■ Prompt a:
Arrange the part of the listing that opens with the line containing "line-chart: 0 %" and closes with the line containing "420, 800, 446]", both included, as a JSON list of strings with one string per line and blank lines left out.

· · · · ·

Also this question: mathoverflow.net/questions/10413/… –  François G. Dorais Sep 18 '12 at 14:18
    
@Joel That is interesting. It looks like what that says in general is that given a nonempty definable finite set $S$ one may assume by shrinking $S$ that every element $A \in S$ is definable from some element $x \in A$. In the present situation we probably don't know that $x$ is definable, so there is no obvious induction on rank and indeed the problem seems to be nontrivial already at very low rank. For example, what if $S$ is a finite set of countable sets of reals, e.g., a finite set of Turing degrees or constructibility degrees or $E_0$-classes? –  Trevor Wilson Sep 18 '12 at 15:04
    
Suppose our finite set is the set of the square roots of -1. This two-element set is certainly definable in ZF. But does there exist a definition in the (primitive) language of ZF that is satisfied by i alone or by -i alone? (Note that the symbols i and -i do not belong to the (primitive) language of ZF but must be defined in that language before they can appear in definitions). –  Garabed Gulbenkian Sep 18 '12 at 19:59
    
@Garabed I assume you are talking about the set of square roots of $-1$ in $\mathbb{C}$. Whether this pair has a definable member depends on how you define $\mathbb{C}$. In the usual construction of $\mathbb{C}$ by pairs of real numbers, both imaginary units are definable. However, using François's answer below, one can show that it is consistent that there is a definable field isomorphic to $\mathbb{C}$ with no definable imaginary unit. See my answer to math.stackexchange.com/q/181464/39378 for a proof. –  Trevor Wilson Sep 18 '12 at 21:54

1 Answer 1

up vote 7 down vote accepted

I believe the answers to these questions are all positive. This kind of problem was discussed by Groszek and Laver in Finite groups of OD-conjugates [Period. Math. Hungar. 18 (1987), 87-97, MR0895774]. Answering a question of Mycielski, they show that there can be two sets of reals $x,y$ such that $\lbrace x,y\rbrace$ is ordinal definable but neither $x$ nor $y$ is ordinal definable. They also prove a lot of other interesting things about OD conjugates.

· · · · ·

■ Prompt b:
Set down the part of the forum thread that opens with the words "I believe the" and closes with "about OD conjugates.", copying it word for word.

· · · · ·

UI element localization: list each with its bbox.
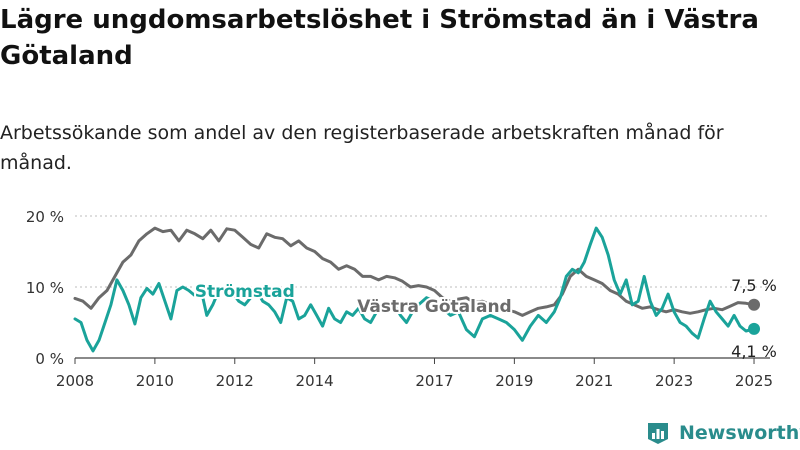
line-chart: 0 % 10 % 20 % 2008 2010 2012 2014 2017 2019 2021 2…	[26, 208, 777, 390]
series-label-stromstad: Strömstad	[195, 282, 295, 302]
series-end-label: 4,1 %	[731, 342, 777, 361]
y-tick-label: 10 %	[26, 279, 64, 297]
y-tick-label: 20 %	[26, 208, 64, 226]
brand-logo: Newsworthy	[645, 420, 800, 446]
y-tick-label: 0 %	[35, 350, 64, 368]
newsworthy-logo-icon	[648, 423, 668, 444]
brand-name: Newsworthy	[679, 422, 800, 444]
x-tick-label: 2021	[575, 372, 613, 390]
x-tick-label: 2025	[735, 372, 773, 390]
series-line-vastra-gotaland	[73, 226, 756, 317]
series-line-stromstad	[73, 226, 756, 353]
series-label-vastra-gotaland: Västra Götaland	[357, 297, 512, 317]
series-end-label: 7,5 %	[731, 276, 777, 295]
x-tick-label: 2008	[56, 372, 94, 390]
series-end-point	[748, 322, 761, 335]
chart-title: Lägre ungdomsarbetslöshet i Strömstad än…	[0, 5, 759, 71]
x-tick-label: 2017	[415, 372, 453, 390]
chart-subtitle: Arbetssökande som andel av den registerb…	[0, 122, 724, 174]
x-tick-label: 2010	[136, 372, 174, 390]
series-end-point	[748, 298, 761, 311]
x-tick-label: 2023	[655, 372, 693, 390]
x-tick-label: 2012	[216, 372, 254, 390]
x-tick-label: 2019	[495, 372, 533, 390]
x-tick-label: 2014	[296, 372, 334, 390]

· · · · ·

■ Solution a:
[
  "line-chart: 0 % 10 % 20 % 2008 2010 2012 2014 2017 2019 2021 2…\t[26, 208, 777, 390]",
  "series-label-stromstad: Strömstad\t[195, 282, 295, 302]",
  "series-end-label: 4,1 %\t[731, 342, 777, 361]",
  "y-tick-label: 10 %\t[26, 279, 64, 297]",
  "y-tick-label: 20 %\t[26, 208, 64, 226]",
  "brand-logo: Newsworthy\t[645, 420, 800, 446]"
]

■ Solution b:
I believe the answers to these questions are all positive. This kind of problem was discussed by Groszek and Laver in Finite groups of OD-conjugates [Period. Math. Hungar. 18 (1987), 87-97, MR0895774]. Answering a question of Mycielski, they show that there can be two sets of reals $x,y$ such that $\lbrace x,y\rbrace$ is ordinal definable but neither $x$ nor $y$ is ordinal definable. They also prove a lot of other interesting things about OD conjugates.